/---

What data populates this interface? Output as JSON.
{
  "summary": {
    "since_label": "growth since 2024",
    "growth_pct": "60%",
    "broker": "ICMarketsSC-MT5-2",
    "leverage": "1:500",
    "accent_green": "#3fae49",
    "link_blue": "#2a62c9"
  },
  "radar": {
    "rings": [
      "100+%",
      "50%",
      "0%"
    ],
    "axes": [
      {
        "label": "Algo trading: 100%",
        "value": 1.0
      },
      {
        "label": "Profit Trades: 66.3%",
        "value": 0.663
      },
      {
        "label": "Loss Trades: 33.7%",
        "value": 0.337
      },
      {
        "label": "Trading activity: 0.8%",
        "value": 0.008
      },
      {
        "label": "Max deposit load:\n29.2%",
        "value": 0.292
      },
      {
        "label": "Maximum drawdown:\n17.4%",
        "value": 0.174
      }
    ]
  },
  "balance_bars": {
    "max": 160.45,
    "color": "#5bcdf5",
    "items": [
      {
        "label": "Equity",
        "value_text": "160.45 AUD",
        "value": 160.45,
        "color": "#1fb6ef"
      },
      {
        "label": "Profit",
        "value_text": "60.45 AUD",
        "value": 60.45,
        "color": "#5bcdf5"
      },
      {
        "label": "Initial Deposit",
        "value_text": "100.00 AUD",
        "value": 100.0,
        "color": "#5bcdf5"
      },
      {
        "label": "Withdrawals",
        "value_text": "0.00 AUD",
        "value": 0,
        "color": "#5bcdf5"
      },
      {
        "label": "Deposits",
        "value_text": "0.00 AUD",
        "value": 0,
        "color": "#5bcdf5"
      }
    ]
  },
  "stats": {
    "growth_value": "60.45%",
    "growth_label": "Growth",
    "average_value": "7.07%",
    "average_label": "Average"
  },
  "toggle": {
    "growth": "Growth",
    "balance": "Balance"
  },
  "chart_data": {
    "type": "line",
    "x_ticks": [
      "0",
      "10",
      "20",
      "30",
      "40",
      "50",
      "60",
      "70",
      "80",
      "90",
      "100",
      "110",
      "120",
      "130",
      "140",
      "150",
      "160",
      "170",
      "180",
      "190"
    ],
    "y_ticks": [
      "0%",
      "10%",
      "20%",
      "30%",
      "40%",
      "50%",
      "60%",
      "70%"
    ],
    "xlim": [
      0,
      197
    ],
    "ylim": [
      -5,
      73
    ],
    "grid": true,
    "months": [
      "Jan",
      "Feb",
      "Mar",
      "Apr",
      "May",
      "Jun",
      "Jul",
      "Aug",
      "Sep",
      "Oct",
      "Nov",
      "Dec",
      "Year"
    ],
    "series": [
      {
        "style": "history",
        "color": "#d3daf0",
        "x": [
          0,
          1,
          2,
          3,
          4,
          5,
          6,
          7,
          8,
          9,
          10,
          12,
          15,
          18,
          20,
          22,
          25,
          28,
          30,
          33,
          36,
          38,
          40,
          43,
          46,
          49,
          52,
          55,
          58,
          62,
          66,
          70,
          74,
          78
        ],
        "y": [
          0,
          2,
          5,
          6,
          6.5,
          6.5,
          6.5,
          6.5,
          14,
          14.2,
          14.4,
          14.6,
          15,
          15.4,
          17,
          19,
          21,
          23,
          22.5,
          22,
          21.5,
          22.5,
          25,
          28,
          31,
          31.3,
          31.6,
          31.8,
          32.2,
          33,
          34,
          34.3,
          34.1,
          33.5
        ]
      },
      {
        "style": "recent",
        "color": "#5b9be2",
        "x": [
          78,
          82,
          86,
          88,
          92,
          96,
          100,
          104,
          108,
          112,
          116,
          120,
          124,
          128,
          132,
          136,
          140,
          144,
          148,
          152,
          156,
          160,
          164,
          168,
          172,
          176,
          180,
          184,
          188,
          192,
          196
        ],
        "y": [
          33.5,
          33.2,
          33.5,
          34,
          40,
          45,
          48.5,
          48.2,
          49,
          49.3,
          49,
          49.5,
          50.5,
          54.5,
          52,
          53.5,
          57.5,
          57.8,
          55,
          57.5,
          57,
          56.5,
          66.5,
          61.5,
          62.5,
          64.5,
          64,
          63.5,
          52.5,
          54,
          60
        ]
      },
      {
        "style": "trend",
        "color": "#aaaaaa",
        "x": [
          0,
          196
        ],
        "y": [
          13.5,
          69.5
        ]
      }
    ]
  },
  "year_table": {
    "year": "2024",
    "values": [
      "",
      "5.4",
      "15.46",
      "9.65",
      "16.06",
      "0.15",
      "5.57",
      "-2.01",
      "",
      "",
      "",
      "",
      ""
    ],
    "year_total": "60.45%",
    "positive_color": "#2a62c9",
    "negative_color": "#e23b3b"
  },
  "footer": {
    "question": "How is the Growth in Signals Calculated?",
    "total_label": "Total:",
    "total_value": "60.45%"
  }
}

\---

**STATED GOAL**. Print all of the data exactly as it was given.

**CORRECT ANSWER**.
What data populates this interface? Output as JSON.
{
  "summary": {
    "since_label": "growth since 2024",
    "growth_pct": "60%",
    "broker": "ICMarketsSC-MT5-2",
    "leverage": "1:500",
    "accent_green": "#3fae49",
    "link_blue": "#2a62c9"
  },
  "radar": {
    "rings": [
      "100+%",
      "50%",
      "0%"
    ],
    "axes": [
      {
        "label": "Algo trading: 100%",
        "value": 1.0
      },
      {
        "label": "Profit Trades: 66.3%",
        "value": 0.663
      },
      {
        "label": "Loss Trades: 33.7%",
        "value": 0.337
      },
      {
        "label": "Trading activity: 0.8%",
        "value": 0.008
      },
      {
        "label": "Max deposit load:\n29.2%",
        "value": 0.292
      },
      {
        "label": "Maximum drawdown:\n17.4%",
        "value": 0.174
      }
    ]
  },
  "balance_bars": {
    "max": 160.45,
    "color": "#5bcdf5",
    "items": [
      {
        "label": "Equity",
        "value_text": "160.45 AUD",
        "value": 160.45,
        "color": "#1fb6ef"
      },
      {
        "label": "Profit",
        "value_text": "60.45 AUD",
        "value": 60.45,
        "color": "#5bcdf5"
      },
      {
        "label": "Initial Deposit",
        "value_text": "100.00 AUD",
        "value": 100.0,
        "color": "#5bcdf5"
      },
      {
        "label": "Withdrawals",
        "value_text": "0.00 AUD",
        "value": 0,
        "color": "#5bcdf5"
      },
      {
        "label": "Deposits",
        "value_text": "0.00 AUD",
        "value": 0,
        "color": "#5bcdf5"
      }
    ]
  },
  "stats": {
    "growth_value": "60.45%",
    "growth_label": "Growth",
    "average_value": "7.07%",
    "average_label": "Average"
  },
  "toggle": {
    "growth": "Growth",
    "balance": "Balance"
  },
  "chart_data": {
    "type": "line",
    "x_ticks": [
      "0",
      "10",
      "20",
      "30",
      "40",
      "50",
      "60",
      "70",
      "80",
      "90",
      "100",
      "110",
      "120",
      "130",
      "140",
      "150",
      "160",
      "170",
      "180",
      "190"
    ],
    "y_ticks": [
      "0%",
      "10%",
      "20%",
      "30%",
      "40%",
      "50%",
      "60%",
      "70%"
    ],
    "xlim": [
      0,
      197
    ],
    "ylim": [
      -5,
      73
    ],
    "grid": true,
    "months": [
      "Jan",
      "Feb",
      "Mar",
      "Apr",
      "May",
      "Jun",
      "Jul",
      "Aug",
      "Sep",
      "Oct",
      "Nov",
      "Dec",
      "Year"
    ],
    "series": [
      {
        "style": "history",
        "color": "#d3daf0",
        "x": [
          0,
          1,
          2,
          3,
          4,
          5,
          6,
          7,
          8,
          9,
          10,
          12,
          15,
          18,
          20,
          22,
          25,
          28,
          30,
          33,
          36,
          38,
          40,
          43,
          46,
          49,
          52,
          55,
          58,
          62,
          66,
          70,
          74,
          78
        ],
        "y": [
          0,
          2,
          5,
          6,
          6.5,
          6.5,
          6.5,
          6.5,
          14,
          14.2,
          14.4,
          14.6,
          15,
          15.4,
          17,
          19,
          21,
          23,
          22.5,
          22,
          21.5,
          22.5,
          25,
          28,
          31,
          31.3,
          31.6,
          31.8,
          32.2,
          33,
          34,
          34.3,
          34.1,
          33.5
        ]
      },
      {
        "style": "recent",
        "color": "#5b9be2",
        "x": [
          78,
          82,
          86,
          88,
          92,
          96,
          100,
          104,
          108,
          112,
          116,
          120,
          124,
          128,
          132,
          136,
          140,
          144,
          148,
          152,
          156,
          160,
          164,
          168,
          172,
          176,
          180,
          184,
          188,
          192,
          196
        ],
        "y": [
          33.5,
          33.2,
          33.5,
          34,
          40,
          45,
          48.5,
          48.2,
          49,
          49.3,
          49,
          49.5,
          50.5,
          54.5,
          52,
          53.5,
          57.5,
          57.8,
          55,
          57.5,
          57,
          56.5,
          66.5,
          61.5,
          62.5,
          64.5,
          64,
          63.5,
          52.5,
          54,
          60
        ]
      },
      {
        "style": "trend",
        "color": "#aaaaaa",
        "x": [
          0,
          196
        ],
        "y": [
          13.5,
          69.5
        ]
      }
    ]
  },
  "year_table": {
    "year": "2024",
    "values": [
      "",
      "5.4",
      "15.46",
      "9.65",
      "16.06",
      "0.15",
      "5.57",
      "-2.01",
      "",
      "",
      "",
      "",
      ""
    ],
    "year_total": "60.45%",
    "positive_color": "#2a62c9",
    "negative_color": "#e23b3b"
  },
  "footer": {
    "question": "How is the Growth in Signals Calculated?",
    "total_label": "Total:",
    "total_value": "60.45%"
  }
}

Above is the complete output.